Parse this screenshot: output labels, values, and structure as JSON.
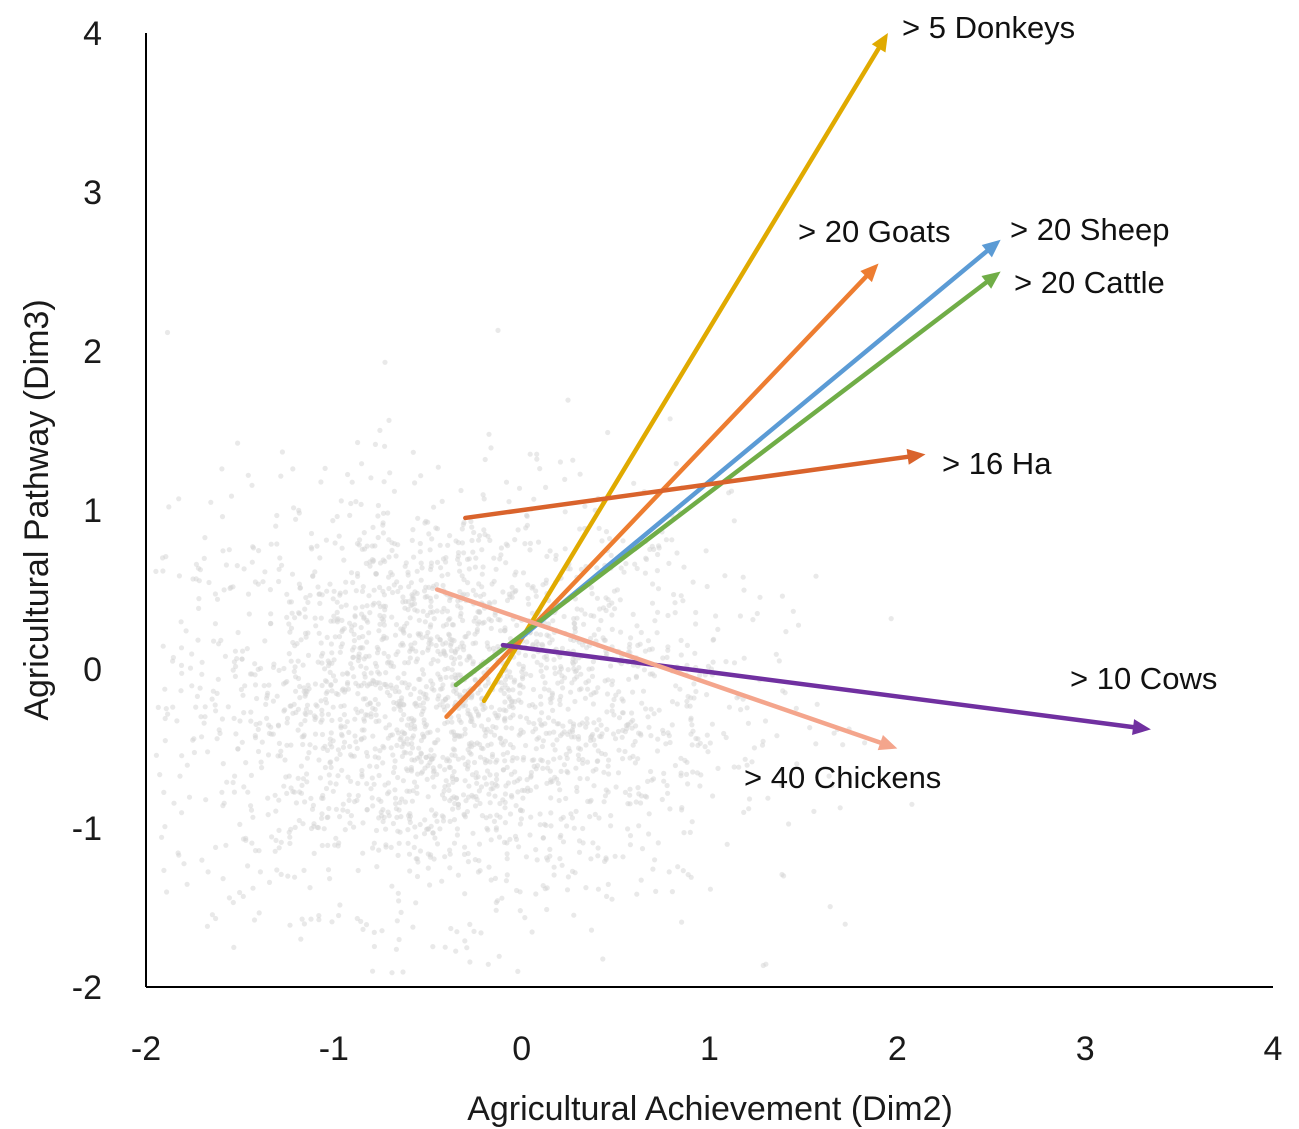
{
  "chart_data": {
    "type": "scatter",
    "title": "",
    "xlabel": "Agricultural Achievement (Dim2)",
    "ylabel": "Agricultural Pathway  (Dim3)",
    "xlim": [
      -2,
      4
    ],
    "ylim": [
      -2,
      4
    ],
    "x_ticks": [
      "-2",
      "-1",
      "0",
      "1",
      "2",
      "3",
      "4"
    ],
    "y_ticks": [
      "-2",
      "-1",
      "0",
      "1",
      "2",
      "3",
      "4"
    ],
    "grid": false,
    "background_points": {
      "description_color": "#d4d4d4",
      "approx_center": [
        -0.4,
        -0.2
      ],
      "approx_spread": [
        0.75,
        0.65
      ]
    },
    "vectors": [
      {
        "label": "> 5 Donkeys",
        "color": "#e0aa00",
        "start": [
          -0.2,
          -0.2
        ],
        "end": [
          1.95,
          4.0
        ]
      },
      {
        "label": "> 20 Goats",
        "color": "#ed7d31",
        "start": [
          -0.4,
          -0.3
        ],
        "end": [
          1.9,
          2.55
        ]
      },
      {
        "label": "> 20 Sheep",
        "color": "#5b9bd5",
        "start": [
          0.0,
          0.2
        ],
        "end": [
          2.55,
          2.7
        ]
      },
      {
        "label": "> 20 Cattle",
        "color": "#70ad47",
        "start": [
          -0.35,
          -0.1
        ],
        "end": [
          2.55,
          2.5
        ]
      },
      {
        "label": "> 16 Ha",
        "color": "#d9632c",
        "start": [
          -0.3,
          0.95
        ],
        "end": [
          2.15,
          1.35
        ]
      },
      {
        "label": "> 10 Cows",
        "color": "#7030a0",
        "start": [
          -0.1,
          0.15
        ],
        "end": [
          3.35,
          -0.38
        ]
      },
      {
        "label": "> 40 Chickens",
        "color": "#f4a58c",
        "start": [
          -0.45,
          0.5
        ],
        "end": [
          2.0,
          -0.5
        ]
      }
    ]
  }
}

● ● ● ● ●

> [The problem] Take the listing above and print it exactly, apart from the pictures.

> [Answer to the problem]
Parse this screenshot: output labels, values, and structure as JSON.
{
  "chart_data": {
    "type": "scatter",
    "title": "",
    "xlabel": "Agricultural Achievement (Dim2)",
    "ylabel": "Agricultural Pathway  (Dim3)",
    "xlim": [
      -2,
      4
    ],
    "ylim": [
      -2,
      4
    ],
    "x_ticks": [
      "-2",
      "-1",
      "0",
      "1",
      "2",
      "3",
      "4"
    ],
    "y_ticks": [
      "-2",
      "-1",
      "0",
      "1",
      "2",
      "3",
      "4"
    ],
    "grid": false,
    "background_points": {
      "description_color": "#d4d4d4",
      "approx_center": [
        -0.4,
        -0.2
      ],
      "approx_spread": [
        0.75,
        0.65
      ]
    },
    "vectors": [
      {
        "label": "> 5 Donkeys",
        "color": "#e0aa00",
        "start": [
          -0.2,
          -0.2
        ],
        "end": [
          1.95,
          4.0
        ]
      },
      {
        "label": "> 20 Goats",
        "color": "#ed7d31",
        "start": [
          -0.4,
          -0.3
        ],
        "end": [
          1.9,
          2.55
        ]
      },
      {
        "label": "> 20 Sheep",
        "color": "#5b9bd5",
        "start": [
          0.0,
          0.2
        ],
        "end": [
          2.55,
          2.7
        ]
      },
      {
        "label": "> 20 Cattle",
        "color": "#70ad47",
        "start": [
          -0.35,
          -0.1
        ],
        "end": [
          2.55,
          2.5
        ]
      },
      {
        "label": "> 16 Ha",
        "color": "#d9632c",
        "start": [
          -0.3,
          0.95
        ],
        "end": [
          2.15,
          1.35
        ]
      },
      {
        "label": "> 10 Cows",
        "color": "#7030a0",
        "start": [
          -0.1,
          0.15
        ],
        "end": [
          3.35,
          -0.38
        ]
      },
      {
        "label": "> 40 Chickens",
        "color": "#f4a58c",
        "start": [
          -0.45,
          0.5
        ],
        "end": [
          2.0,
          -0.5
        ]
      }
    ]
  }
}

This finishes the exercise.